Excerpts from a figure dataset

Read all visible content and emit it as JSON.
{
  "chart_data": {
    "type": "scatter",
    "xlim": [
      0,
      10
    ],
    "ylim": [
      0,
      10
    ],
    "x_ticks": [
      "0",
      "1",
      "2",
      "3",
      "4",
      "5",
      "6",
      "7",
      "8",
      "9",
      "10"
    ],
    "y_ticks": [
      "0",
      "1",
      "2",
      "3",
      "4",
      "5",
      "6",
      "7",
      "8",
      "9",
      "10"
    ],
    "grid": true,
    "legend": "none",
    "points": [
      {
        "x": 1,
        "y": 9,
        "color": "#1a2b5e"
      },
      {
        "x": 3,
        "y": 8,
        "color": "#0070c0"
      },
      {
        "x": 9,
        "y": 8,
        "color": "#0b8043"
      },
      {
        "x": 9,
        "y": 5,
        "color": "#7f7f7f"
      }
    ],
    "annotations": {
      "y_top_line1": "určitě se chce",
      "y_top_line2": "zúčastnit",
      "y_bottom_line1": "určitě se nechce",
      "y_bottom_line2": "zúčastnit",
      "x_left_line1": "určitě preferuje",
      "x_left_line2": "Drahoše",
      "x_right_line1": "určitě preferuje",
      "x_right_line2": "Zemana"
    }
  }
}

- _What is expected_:
Scan the data above and copy every line with "preferuje" in it.

- _Correct response_:
      "x_left_line1": "určitě preferuje",
      "x_right_line1": "určitě preferuje",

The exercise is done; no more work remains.